--- begin ---

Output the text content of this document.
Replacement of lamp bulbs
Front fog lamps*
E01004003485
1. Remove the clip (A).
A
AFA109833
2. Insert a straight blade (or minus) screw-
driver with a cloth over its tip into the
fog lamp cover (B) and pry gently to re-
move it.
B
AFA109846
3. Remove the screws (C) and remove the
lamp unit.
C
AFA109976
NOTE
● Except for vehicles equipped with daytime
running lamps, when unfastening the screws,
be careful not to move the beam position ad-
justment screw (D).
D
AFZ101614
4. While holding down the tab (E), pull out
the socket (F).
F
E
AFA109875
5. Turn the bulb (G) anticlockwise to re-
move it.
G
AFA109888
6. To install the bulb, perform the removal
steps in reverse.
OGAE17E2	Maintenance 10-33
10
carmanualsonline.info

--- end ---
--- begin ---

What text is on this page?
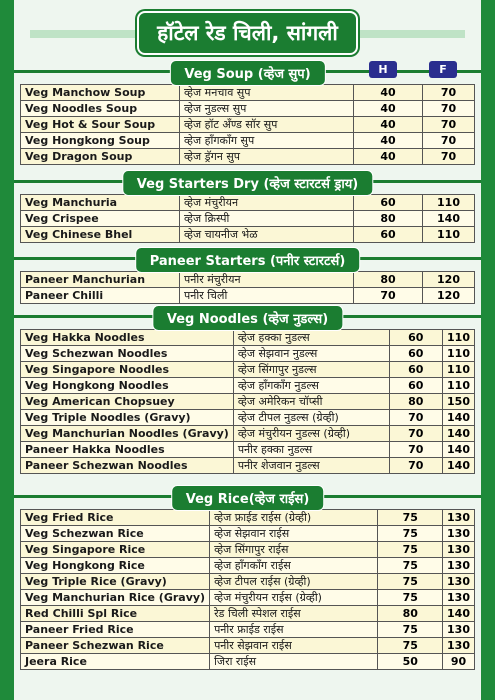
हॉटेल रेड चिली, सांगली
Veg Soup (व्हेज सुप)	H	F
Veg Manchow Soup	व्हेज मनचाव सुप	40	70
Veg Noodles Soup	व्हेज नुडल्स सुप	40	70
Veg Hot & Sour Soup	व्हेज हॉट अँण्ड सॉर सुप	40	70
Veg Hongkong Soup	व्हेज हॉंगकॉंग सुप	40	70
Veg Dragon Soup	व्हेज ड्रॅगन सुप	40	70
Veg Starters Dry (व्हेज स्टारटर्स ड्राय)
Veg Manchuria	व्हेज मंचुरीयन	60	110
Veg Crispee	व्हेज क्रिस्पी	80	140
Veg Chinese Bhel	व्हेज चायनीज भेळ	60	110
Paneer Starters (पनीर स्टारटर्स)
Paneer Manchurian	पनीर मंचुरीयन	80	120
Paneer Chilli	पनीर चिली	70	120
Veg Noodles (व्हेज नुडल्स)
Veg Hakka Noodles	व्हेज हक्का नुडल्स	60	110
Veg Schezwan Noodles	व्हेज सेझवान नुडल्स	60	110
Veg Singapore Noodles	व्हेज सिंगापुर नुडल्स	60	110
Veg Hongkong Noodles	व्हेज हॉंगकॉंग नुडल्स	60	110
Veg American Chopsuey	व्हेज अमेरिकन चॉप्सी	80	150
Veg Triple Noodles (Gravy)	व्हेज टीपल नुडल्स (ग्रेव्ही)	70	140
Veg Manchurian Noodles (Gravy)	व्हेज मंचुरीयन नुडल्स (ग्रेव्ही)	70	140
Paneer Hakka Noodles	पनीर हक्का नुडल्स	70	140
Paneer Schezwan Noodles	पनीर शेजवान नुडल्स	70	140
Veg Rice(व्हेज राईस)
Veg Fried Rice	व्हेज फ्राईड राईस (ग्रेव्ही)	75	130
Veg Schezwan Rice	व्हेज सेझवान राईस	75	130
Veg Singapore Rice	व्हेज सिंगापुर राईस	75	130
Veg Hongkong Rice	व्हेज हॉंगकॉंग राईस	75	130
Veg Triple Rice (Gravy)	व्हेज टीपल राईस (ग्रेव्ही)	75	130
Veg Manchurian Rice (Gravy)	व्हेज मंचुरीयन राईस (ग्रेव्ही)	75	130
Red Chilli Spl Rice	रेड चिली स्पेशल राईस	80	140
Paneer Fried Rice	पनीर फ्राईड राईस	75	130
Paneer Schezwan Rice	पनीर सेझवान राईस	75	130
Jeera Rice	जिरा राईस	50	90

--- end ---

• _BRIEF_
Look through the entries above. Extract each line with the word "Fried".

• _TASK OUTPUT_
Veg Fried Rice	व्हेज फ्राईड राईस (ग्रेव्ही)	75	130
Paneer Fried Rice	पनीर फ्राईड राईस	75	130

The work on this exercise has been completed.